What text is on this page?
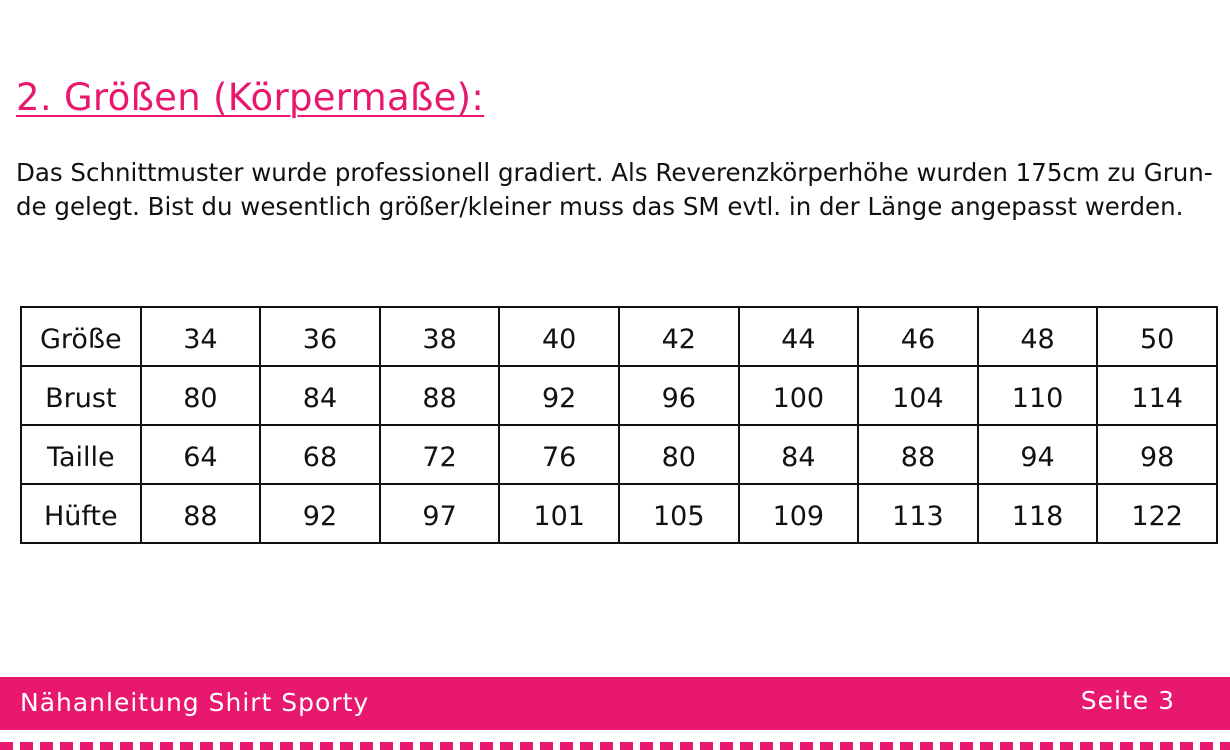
2. Größen (Körpermaße):

Das Schnittmuster wurde professionell gradiert. Als Reverenzkörperhöhe wurden 175cm zu Grun-
de gelegt. Bist du wesentlich größer/kleiner muss das SM evtl. in der Länge angepasst werden.

Größe	34	36	38	40	42	44	46	48	50
Brust	80	84	88	92	96	100	104	110	114
Taille	64	68	72	76	80	84	88	94	98
Hüfte	88	92	97	101	105	109	113	118	122
Nähanleitung Shirt Sporty	Seite 3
+++++
Exclude the images and reproduce the remaining data exactly.

What text is on this page?
2. Größen (Körpermaße):

Das Schnittmuster wurde professionell gradiert. Als Reverenzkörperhöhe wurden 175cm zu Grun-
de gelegt. Bist du wesentlich größer/kleiner muss das SM evtl. in der Länge angepasst werden.

Größe	34	36	38	40	42	44	46	48	50
Brust	80	84	88	92	96	100	104	110	114
Taille	64	68	72	76	80	84	88	94	98
Hüfte	88	92	97	101	105	109	113	118	122
Nähanleitung Shirt Sporty	Seite 3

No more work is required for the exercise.